START Dataset records

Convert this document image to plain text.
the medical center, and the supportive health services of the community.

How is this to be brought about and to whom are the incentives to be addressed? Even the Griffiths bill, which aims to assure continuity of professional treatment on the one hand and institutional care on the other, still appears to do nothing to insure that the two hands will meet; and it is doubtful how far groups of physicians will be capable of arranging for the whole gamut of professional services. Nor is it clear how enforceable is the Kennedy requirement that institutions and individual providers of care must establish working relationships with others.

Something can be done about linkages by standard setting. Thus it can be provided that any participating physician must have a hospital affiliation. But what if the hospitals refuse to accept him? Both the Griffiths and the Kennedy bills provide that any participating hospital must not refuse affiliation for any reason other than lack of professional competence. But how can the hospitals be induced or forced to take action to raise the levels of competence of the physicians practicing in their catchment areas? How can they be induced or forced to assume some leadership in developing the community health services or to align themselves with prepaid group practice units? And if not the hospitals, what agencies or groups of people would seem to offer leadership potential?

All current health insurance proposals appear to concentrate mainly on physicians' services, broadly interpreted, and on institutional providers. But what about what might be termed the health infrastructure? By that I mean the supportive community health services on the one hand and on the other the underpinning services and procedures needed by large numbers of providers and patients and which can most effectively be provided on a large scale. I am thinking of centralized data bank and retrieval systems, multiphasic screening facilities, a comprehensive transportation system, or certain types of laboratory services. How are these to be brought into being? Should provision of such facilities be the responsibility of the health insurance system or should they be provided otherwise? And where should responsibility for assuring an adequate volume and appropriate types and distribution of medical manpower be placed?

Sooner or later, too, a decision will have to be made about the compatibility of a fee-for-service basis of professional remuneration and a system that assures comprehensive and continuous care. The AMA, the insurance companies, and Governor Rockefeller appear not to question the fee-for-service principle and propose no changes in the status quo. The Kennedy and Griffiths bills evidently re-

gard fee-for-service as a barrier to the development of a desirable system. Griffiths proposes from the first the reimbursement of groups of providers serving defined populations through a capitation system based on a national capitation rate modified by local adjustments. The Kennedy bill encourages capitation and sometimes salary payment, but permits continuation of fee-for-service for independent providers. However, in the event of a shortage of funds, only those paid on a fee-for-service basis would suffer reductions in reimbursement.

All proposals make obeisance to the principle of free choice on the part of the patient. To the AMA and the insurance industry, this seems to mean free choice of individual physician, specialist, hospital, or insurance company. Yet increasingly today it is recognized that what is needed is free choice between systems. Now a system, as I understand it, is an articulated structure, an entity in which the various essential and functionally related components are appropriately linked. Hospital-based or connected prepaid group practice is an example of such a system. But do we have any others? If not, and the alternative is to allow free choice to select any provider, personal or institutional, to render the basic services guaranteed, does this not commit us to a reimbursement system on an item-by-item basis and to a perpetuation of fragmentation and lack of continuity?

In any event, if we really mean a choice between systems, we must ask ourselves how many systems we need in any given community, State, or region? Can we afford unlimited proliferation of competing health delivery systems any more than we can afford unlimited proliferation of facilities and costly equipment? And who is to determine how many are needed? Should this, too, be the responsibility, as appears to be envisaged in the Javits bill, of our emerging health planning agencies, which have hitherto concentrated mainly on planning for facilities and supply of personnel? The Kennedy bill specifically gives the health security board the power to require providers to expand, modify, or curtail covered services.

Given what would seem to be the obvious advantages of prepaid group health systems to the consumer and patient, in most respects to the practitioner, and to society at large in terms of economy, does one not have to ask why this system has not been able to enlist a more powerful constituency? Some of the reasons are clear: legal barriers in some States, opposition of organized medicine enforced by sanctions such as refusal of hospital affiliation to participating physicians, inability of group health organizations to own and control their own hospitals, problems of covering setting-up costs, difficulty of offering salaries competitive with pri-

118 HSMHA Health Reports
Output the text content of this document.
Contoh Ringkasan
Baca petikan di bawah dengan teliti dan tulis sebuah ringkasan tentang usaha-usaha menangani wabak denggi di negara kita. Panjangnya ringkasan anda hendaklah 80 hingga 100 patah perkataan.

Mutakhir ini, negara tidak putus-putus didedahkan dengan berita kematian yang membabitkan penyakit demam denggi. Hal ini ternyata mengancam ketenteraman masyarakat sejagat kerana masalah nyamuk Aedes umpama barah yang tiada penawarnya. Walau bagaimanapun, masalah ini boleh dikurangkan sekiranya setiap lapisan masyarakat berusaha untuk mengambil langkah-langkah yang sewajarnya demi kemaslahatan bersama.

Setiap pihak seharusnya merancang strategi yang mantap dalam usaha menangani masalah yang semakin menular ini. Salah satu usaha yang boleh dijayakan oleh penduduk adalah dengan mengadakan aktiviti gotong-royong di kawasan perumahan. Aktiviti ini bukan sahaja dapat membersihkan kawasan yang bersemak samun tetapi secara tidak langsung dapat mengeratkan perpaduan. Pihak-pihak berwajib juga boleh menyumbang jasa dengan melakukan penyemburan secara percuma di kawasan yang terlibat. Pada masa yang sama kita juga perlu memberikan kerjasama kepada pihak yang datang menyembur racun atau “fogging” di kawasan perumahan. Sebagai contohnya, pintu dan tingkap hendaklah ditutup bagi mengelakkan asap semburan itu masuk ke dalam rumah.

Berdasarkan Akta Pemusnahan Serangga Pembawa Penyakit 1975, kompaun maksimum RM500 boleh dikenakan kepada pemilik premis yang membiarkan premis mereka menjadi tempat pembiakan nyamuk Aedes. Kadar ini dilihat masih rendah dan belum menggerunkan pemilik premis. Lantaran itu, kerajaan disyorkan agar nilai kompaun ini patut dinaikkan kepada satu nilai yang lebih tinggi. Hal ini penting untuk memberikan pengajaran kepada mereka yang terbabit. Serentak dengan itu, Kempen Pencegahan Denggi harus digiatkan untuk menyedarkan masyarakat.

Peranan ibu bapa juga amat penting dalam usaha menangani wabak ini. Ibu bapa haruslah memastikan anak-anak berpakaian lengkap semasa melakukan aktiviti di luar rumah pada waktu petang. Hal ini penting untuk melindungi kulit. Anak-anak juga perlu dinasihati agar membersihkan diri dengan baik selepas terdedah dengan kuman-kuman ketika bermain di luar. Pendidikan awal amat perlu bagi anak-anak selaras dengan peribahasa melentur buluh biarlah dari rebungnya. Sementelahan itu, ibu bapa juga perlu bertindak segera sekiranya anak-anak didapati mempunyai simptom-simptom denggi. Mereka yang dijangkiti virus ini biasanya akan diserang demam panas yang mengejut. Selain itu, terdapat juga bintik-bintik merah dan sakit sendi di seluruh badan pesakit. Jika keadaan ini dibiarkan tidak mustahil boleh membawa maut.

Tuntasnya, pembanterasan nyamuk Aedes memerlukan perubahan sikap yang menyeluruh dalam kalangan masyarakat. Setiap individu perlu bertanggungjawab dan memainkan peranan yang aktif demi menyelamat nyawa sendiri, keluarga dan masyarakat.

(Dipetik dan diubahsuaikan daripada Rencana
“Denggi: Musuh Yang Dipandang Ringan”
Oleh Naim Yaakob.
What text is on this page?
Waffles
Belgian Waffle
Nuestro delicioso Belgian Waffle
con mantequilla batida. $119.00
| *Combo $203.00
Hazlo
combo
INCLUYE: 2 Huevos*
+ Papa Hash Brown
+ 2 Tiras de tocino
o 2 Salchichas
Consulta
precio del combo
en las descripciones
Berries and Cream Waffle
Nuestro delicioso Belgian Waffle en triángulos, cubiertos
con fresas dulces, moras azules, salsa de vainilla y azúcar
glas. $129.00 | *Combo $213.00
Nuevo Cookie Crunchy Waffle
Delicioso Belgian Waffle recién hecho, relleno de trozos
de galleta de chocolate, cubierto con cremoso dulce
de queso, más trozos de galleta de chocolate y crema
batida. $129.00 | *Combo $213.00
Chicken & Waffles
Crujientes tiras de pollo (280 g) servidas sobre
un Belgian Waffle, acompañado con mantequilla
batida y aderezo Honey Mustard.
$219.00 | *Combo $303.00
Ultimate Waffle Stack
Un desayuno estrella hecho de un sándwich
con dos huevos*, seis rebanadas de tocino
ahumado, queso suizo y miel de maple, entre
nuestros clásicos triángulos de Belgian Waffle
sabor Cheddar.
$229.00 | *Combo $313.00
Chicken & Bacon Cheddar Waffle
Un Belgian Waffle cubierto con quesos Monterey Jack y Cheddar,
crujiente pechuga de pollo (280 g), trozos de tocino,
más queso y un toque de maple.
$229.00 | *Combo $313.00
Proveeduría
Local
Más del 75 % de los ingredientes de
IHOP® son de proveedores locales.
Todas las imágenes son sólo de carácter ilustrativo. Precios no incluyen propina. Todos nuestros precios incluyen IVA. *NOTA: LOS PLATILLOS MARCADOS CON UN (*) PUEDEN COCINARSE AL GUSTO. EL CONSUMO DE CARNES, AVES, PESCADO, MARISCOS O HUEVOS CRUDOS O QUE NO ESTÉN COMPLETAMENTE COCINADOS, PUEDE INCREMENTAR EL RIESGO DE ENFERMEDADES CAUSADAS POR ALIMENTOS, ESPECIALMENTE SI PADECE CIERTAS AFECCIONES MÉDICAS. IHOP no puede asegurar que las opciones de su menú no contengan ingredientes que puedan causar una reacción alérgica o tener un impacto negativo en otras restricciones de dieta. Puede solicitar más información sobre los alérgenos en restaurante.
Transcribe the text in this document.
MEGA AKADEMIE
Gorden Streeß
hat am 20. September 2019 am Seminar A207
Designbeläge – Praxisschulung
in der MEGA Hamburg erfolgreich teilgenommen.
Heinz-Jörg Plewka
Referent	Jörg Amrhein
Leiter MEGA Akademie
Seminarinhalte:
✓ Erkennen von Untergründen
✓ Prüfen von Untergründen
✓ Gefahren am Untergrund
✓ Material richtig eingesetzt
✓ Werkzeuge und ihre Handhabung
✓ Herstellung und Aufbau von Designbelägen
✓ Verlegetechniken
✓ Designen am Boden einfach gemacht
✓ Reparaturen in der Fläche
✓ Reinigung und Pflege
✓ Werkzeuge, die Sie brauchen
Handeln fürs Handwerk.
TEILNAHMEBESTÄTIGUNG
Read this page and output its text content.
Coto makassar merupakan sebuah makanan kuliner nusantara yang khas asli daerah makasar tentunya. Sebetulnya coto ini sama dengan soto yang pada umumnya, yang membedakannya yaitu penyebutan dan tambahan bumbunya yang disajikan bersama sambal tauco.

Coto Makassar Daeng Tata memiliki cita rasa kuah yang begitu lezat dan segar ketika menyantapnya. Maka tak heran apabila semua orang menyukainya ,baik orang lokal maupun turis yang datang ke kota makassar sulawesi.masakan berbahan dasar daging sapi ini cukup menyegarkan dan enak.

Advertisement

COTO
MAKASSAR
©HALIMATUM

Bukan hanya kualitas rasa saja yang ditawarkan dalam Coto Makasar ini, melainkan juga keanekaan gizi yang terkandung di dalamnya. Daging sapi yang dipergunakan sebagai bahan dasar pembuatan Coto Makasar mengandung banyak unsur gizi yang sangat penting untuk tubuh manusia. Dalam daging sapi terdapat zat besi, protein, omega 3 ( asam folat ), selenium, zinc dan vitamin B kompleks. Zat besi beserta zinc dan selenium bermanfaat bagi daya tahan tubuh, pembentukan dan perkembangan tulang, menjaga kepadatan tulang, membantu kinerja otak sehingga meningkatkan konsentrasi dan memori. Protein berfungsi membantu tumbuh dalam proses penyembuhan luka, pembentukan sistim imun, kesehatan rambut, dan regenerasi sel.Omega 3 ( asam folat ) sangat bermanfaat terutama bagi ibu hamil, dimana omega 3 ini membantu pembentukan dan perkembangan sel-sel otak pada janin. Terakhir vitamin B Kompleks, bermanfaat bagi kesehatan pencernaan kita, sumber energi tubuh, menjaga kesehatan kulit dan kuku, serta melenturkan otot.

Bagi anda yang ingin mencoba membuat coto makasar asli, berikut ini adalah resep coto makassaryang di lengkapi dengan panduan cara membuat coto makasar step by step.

END Dataset records

• **What to do**
The lines you need are those holding the word "asli"; copy each of them from the material above.

• **Solved problem**
Coto makassar merupakan sebuah makanan kuliner nusantara yang khas asli daerah makasar tentunya. Sebetulnya coto ini sama dengan soto yang pada umumnya, yang membedakannya yaitu penyebutan dan tambahan bumbunya yang disajikan bersama sambal tauco.
Bagi anda yang ingin mencoba membuat coto makasar asli, berikut ini adalah resep coto makassaryang di lengkapi dengan panduan cara membuat coto makasar step by step.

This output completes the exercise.